Problem to solve ▸
Write out the records word for word, with no pictures.

Rows ▸
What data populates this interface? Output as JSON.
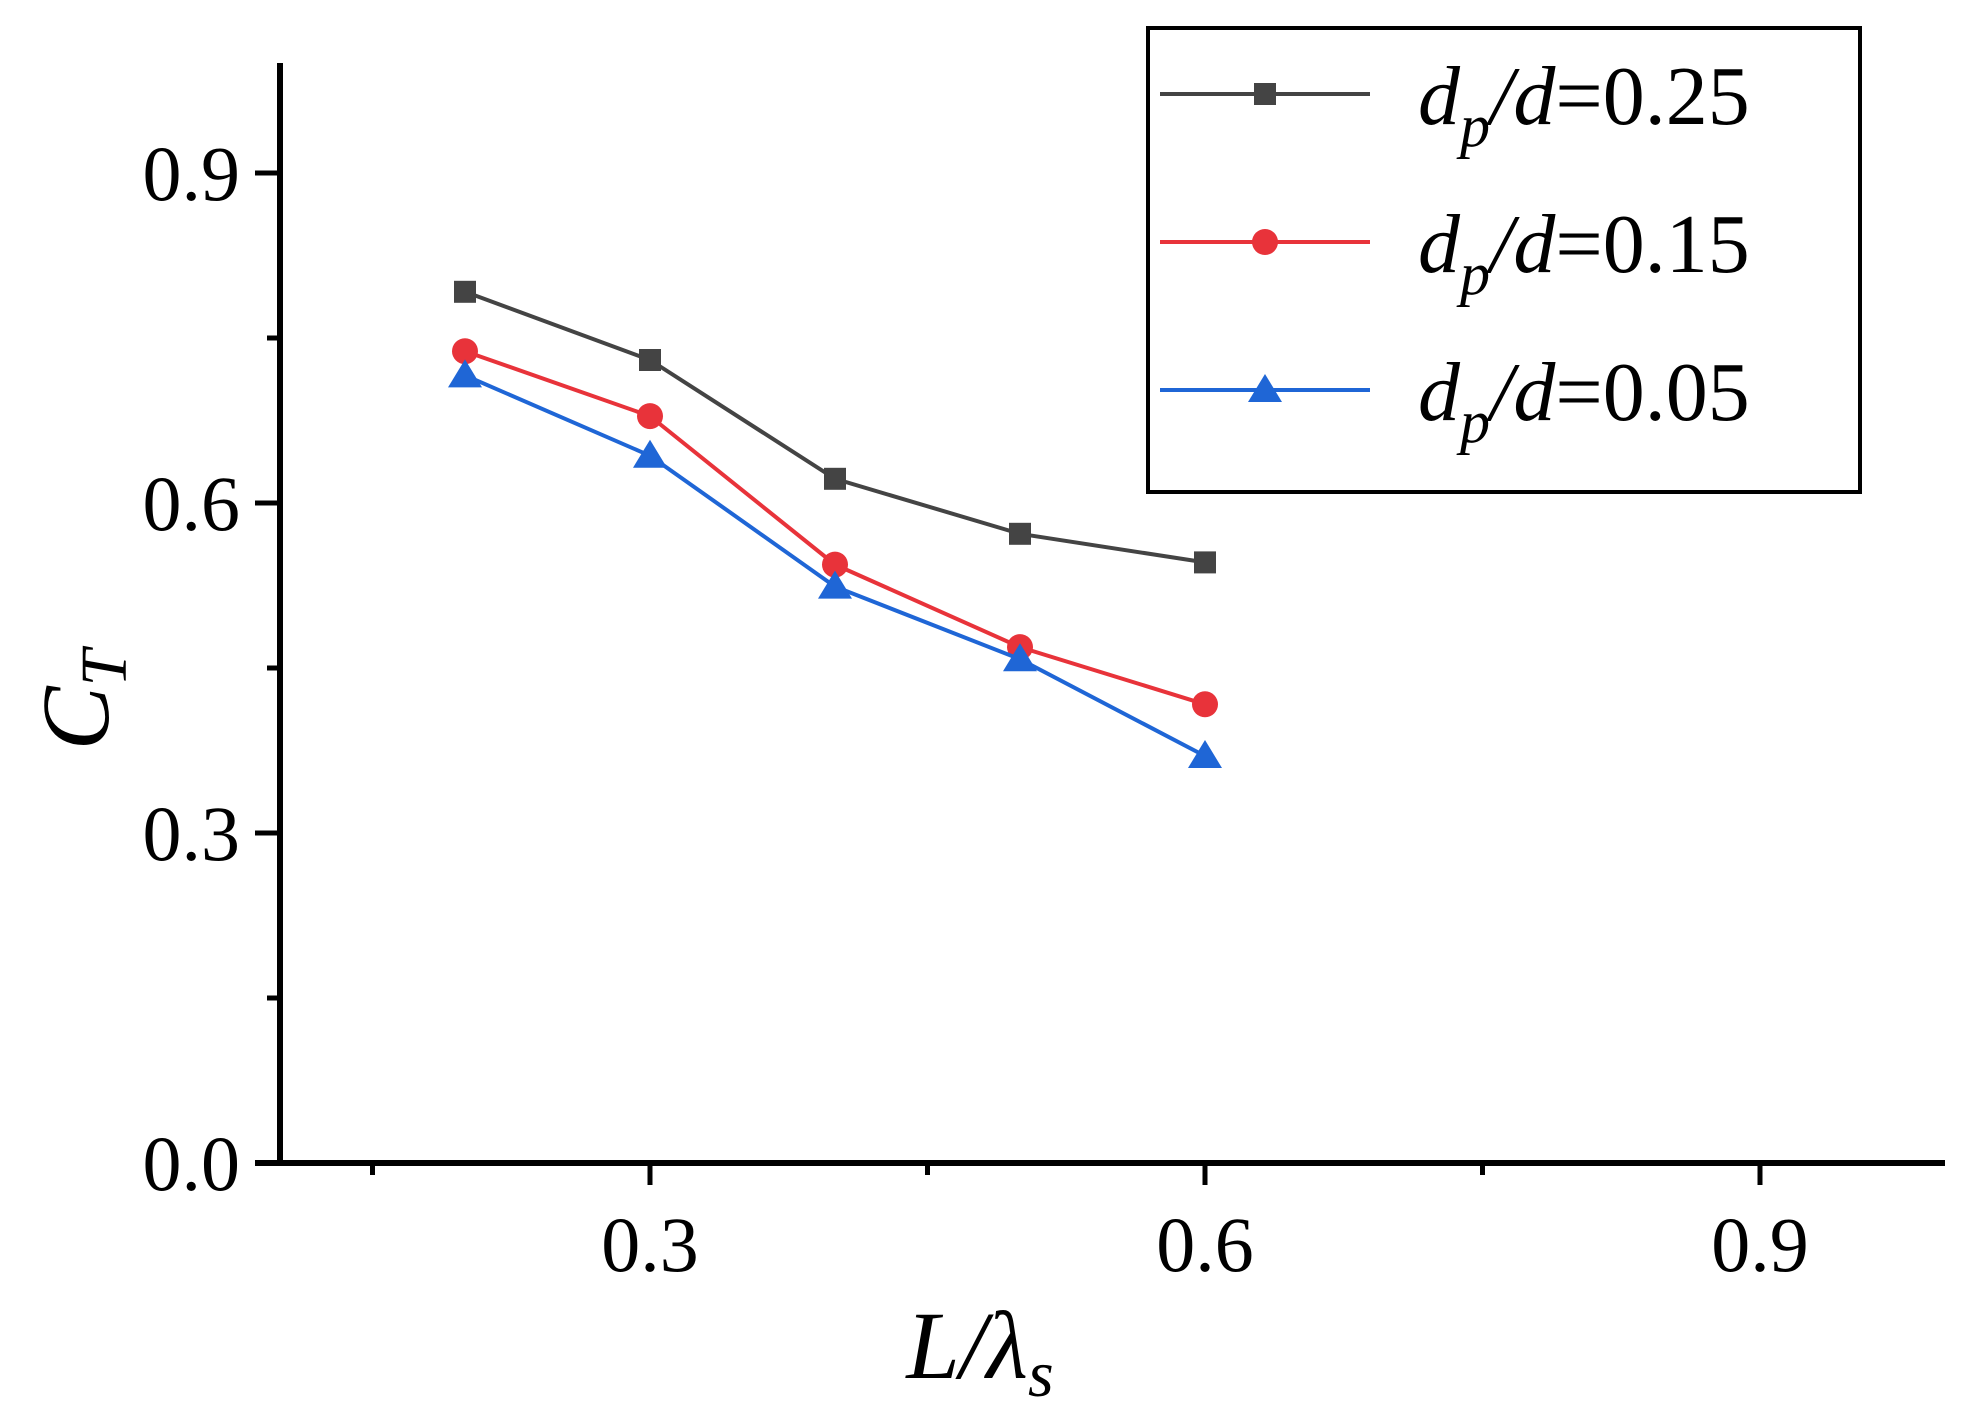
{
  "chart_data": {
    "type": "line",
    "title": "",
    "xlabel": {
      "main": "L/λ",
      "sub": "s"
    },
    "ylabel": {
      "main": "C",
      "sub": "T"
    },
    "xlim": [
      0.1,
      1.0
    ],
    "ylim": [
      0.0,
      1.0
    ],
    "x_ticks": [
      0.3,
      0.6,
      0.9
    ],
    "x_tick_labels": [
      "0.3",
      "0.6",
      "0.9"
    ],
    "y_ticks": [
      0.0,
      0.3,
      0.6,
      0.9
    ],
    "y_tick_labels": [
      "0.0",
      "0.3",
      "0.6",
      "0.9"
    ],
    "grid": false,
    "legend_position": "top-right",
    "x": [
      0.2,
      0.3,
      0.4,
      0.5,
      0.6
    ],
    "series": [
      {
        "name": "dp/d=0.25",
        "legend": {
          "var": "d",
          "sub": "p",
          "rest": "/",
          "var2": "d",
          "value": "=0.25"
        },
        "marker": "square",
        "color": "#444444",
        "values": [
          0.792,
          0.73,
          0.622,
          0.572,
          0.546
        ]
      },
      {
        "name": "dp/d=0.15",
        "legend": {
          "var": "d",
          "sub": "p",
          "rest": "/",
          "var2": "d",
          "value": "=0.15"
        },
        "marker": "circle",
        "color": "#e8333a",
        "values": [
          0.738,
          0.679,
          0.544,
          0.469,
          0.417
        ]
      },
      {
        "name": "dp/d=0.05",
        "legend": {
          "var": "d",
          "sub": "p",
          "rest": "/",
          "var2": "d",
          "value": "=0.05"
        },
        "marker": "triangle",
        "color": "#1f66d6",
        "values": [
          0.716,
          0.643,
          0.524,
          0.458,
          0.37
        ]
      }
    ]
  }
}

Task response ▸
What data populates this interface? Output as JSON.
{
  "chart_data": {
    "type": "line",
    "title": "",
    "xlabel": {
      "main": "L/λ",
      "sub": "s"
    },
    "ylabel": {
      "main": "C",
      "sub": "T"
    },
    "xlim": [
      0.1,
      1.0
    ],
    "ylim": [
      0.0,
      1.0
    ],
    "x_ticks": [
      0.3,
      0.6,
      0.9
    ],
    "x_tick_labels": [
      "0.3",
      "0.6",
      "0.9"
    ],
    "y_ticks": [
      0.0,
      0.3,
      0.6,
      0.9
    ],
    "y_tick_labels": [
      "0.0",
      "0.3",
      "0.6",
      "0.9"
    ],
    "grid": false,
    "legend_position": "top-right",
    "x": [
      0.2,
      0.3,
      0.4,
      0.5,
      0.6
    ],
    "series": [
      {
        "name": "dp/d=0.25",
        "legend": {
          "var": "d",
          "sub": "p",
          "rest": "/",
          "var2": "d",
          "value": "=0.25"
        },
        "marker": "square",
        "color": "#444444",
        "values": [
          0.792,
          0.73,
          0.622,
          0.572,
          0.546
        ]
      },
      {
        "name": "dp/d=0.15",
        "legend": {
          "var": "d",
          "sub": "p",
          "rest": "/",
          "var2": "d",
          "value": "=0.15"
        },
        "marker": "circle",
        "color": "#e8333a",
        "values": [
          0.738,
          0.679,
          0.544,
          0.469,
          0.417
        ]
      },
      {
        "name": "dp/d=0.05",
        "legend": {
          "var": "d",
          "sub": "p",
          "rest": "/",
          "var2": "d",
          "value": "=0.05"
        },
        "marker": "triangle",
        "color": "#1f66d6",
        "values": [
          0.716,
          0.643,
          0.524,
          0.458,
          0.37
        ]
      }
    ]
  }
}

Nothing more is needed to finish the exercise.